### Task goal
Write the next part of the article below on British Columbia's November 2020 COVID-19 restrictions for employers, beginning after its final paragraph and setting the records aside.

### Text for analysis
━━━━━━━━

New COVID-19 Restrictions in British Columbia Affecting Employers

On November 19, 2020, pursuant to the province’s ongoing state of emergency relating to the COVID-19 pandemic, the provincial government announced new province-wide restrictions by order of the Provincial Health Officer, many of which affect employers, including local governments.

COVID-19 Safety Plans:

Most notably, employers are being asked to review their COVID-19 Safety Plans. We wrote about the requirement for all employers to develop and implement a COVID-19 Safety Plan in a previous blog post. WorkSafeBC has now provided a guide for employers for reviewing and updating their COVID-19 Safety Plans. The restrictions also emphasize that an employer must ensure that a worker attending the employer’s work site has done a daily health check for symptoms of COVID-19.

Working Remotely:

Under the new restrictions, employers are required to make every effort to provide remote working options for their employees. This can be a challenge for local governments given their status as public institutions. In particular, many public utilities and other services cannot be conducted remotely, meaning that local governments are required to carefully scrutinize occupational health and safety requirements affecting their essential workers in the context of the pandemic. For those employees who are able to work remotely, local governments will also need to assess logistical concerns such as how to provide employees with the technical ability to conduct remote work, how to maintain privacy and confidentiality over information within the local government’s possession and control, how and when employees will be required to be available, under what circumstances they would be expected to attend in person, and other relatively new considerations.

━━━━━━━━

### Data
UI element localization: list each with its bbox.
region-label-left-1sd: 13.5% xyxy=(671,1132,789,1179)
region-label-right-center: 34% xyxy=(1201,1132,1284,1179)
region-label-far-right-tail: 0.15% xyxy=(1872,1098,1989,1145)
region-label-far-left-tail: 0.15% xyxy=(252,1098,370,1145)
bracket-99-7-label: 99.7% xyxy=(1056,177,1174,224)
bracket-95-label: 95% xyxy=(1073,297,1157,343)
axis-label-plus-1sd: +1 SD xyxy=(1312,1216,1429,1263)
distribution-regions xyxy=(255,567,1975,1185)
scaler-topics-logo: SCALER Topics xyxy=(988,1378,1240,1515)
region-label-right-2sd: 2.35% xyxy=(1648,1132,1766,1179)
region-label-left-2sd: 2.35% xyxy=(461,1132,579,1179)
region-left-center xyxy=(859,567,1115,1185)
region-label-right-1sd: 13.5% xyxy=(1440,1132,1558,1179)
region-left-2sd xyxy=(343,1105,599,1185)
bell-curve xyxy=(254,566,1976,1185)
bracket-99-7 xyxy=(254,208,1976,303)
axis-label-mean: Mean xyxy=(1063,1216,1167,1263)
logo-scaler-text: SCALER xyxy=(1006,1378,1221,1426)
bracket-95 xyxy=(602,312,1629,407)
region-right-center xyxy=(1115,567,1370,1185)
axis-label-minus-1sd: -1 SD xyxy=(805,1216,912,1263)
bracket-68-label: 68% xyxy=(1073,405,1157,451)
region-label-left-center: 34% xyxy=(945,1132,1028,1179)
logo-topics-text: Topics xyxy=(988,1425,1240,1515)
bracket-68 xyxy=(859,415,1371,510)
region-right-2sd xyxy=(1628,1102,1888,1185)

━━━━━━━━

### Answer space
Masks:

Pursuant to the recent restrictions, employers are required to ensure that all workers and customers wear masks in common areas, including libraries, community and recreation centres and city halls. Though the provincial government does not appear to have specifically commented on whether members of the public attending local government sites are considered “customers”, it is likely that such individuals are indeed customers for the purposes of the requirement to wear a mask in common areas. Local governments will therefore want to consider their policies around informing employees and members of the public of the requirement to wear a mask in common areas, and ensuring that employees are prepared for how to proceed in the event that a visitor or employee refuses to wear a mask in a common area. Local governments will also likely want to familiarize themselves with the circumstances in which an individual might be exempt from the requirement to wear a mask.

The new restrictions announced on November 19, 2020 are to be in effect until December 7, 2020 at midnight. It is unclear at this time whether and for how long these restrictions will be extended. For advice relating to COVID-19 Safety Plans and other matters affecting local governments in their capacity as employers, please contact our Associate, Kerri Crawford at kcrawford@sms.bc.ca.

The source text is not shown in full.